Every record below should be printed exactly as it appears.

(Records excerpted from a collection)
┏━━

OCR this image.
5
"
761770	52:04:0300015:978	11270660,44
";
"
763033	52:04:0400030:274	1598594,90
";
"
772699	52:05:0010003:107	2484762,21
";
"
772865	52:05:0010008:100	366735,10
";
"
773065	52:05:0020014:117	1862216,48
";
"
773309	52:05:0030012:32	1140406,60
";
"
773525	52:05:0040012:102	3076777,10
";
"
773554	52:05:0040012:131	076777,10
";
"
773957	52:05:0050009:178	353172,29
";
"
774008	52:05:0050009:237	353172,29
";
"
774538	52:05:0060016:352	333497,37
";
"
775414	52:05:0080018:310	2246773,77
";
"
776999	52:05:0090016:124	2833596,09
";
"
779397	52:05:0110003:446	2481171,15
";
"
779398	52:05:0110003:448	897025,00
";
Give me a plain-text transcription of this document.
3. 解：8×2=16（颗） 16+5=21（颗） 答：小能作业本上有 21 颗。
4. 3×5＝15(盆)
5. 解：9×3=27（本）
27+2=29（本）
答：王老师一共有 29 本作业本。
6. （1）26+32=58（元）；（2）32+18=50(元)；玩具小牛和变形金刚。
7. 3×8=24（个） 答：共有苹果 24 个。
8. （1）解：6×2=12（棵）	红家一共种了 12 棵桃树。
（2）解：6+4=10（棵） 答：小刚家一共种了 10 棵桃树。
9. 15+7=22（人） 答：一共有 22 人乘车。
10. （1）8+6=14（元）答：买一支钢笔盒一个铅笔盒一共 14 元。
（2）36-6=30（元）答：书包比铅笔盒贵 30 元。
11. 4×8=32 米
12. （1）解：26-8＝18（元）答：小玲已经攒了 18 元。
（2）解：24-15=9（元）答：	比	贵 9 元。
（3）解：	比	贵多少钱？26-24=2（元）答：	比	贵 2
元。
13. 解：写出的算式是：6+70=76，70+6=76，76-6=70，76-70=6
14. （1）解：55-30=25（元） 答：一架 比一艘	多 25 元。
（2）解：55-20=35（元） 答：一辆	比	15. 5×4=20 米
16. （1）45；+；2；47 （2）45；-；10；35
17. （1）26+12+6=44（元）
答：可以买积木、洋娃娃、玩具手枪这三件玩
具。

┗━━

▶ _OUTPUT_
OCR this image.
5
"
761770	52:04:0300015:978	11270660,44
";
"
763033	52:04:0400030:274	1598594,90
";
"
772699	52:05:0010003:107	2484762,21
";
"
772865	52:05:0010008:100	366735,10
";
"
773065	52:05:0020014:117	1862216,48
";
"
773309	52:05:0030012:32	1140406,60
";
"
773525	52:05:0040012:102	3076777,10
";
"
773554	52:05:0040012:131	076777,10
";
"
773957	52:05:0050009:178	353172,29
";
"
774008	52:05:0050009:237	353172,29
";
"
774538	52:05:0060016:352	333497,37
";
"
775414	52:05:0080018:310	2246773,77
";
"
776999	52:05:0090016:124	2833596,09
";
"
779397	52:05:0110003:446	2481171,15
";
"
779398	52:05:0110003:448	897025,00
";
Give me a plain-text transcription of this document.
3. 解：8×2=16（颗） 16+5=21（颗） 答：小能作业本上有 21 颗。
4. 3×5＝15(盆)
5. 解：9×3=27（本）
27+2=29（本）
答：王老师一共有 29 本作业本。
6. （1）26+32=58（元）；（2）32+18=50(元)；玩具小牛和变形金刚。
7. 3×8=24（个） 答：共有苹果 24 个。
8. （1）解：6×2=12（棵）	红家一共种了 12 棵桃树。
（2）解：6+4=10（棵） 答：小刚家一共种了 10 棵桃树。
9. 15+7=22（人） 答：一共有 22 人乘车。
10. （1）8+6=14（元）答：买一支钢笔盒一个铅笔盒一共 14 元。
（2）36-6=30（元）答：书包比铅笔盒贵 30 元。
11. 4×8=32 米
12. （1）解：26-8＝18（元）答：小玲已经攒了 18 元。
（2）解：24-15=9（元）答：	比	贵 9 元。
（3）解：	比	贵多少钱？26-24=2（元）答：	比	贵 2
元。
13. 解：写出的算式是：6+70=76，70+6=76，76-6=70，76-70=6
14. （1）解：55-30=25（元） 答：一架 比一艘	多 25 元。
（2）解：55-20=35（元） 答：一辆	比	15. 5×4=20 米
16. （1）45；+；2；47 （2）45；-；10；35
17. （1）26+12+6=44（元）
答：可以买积木、洋娃娃、玩具手枪这三件玩
具。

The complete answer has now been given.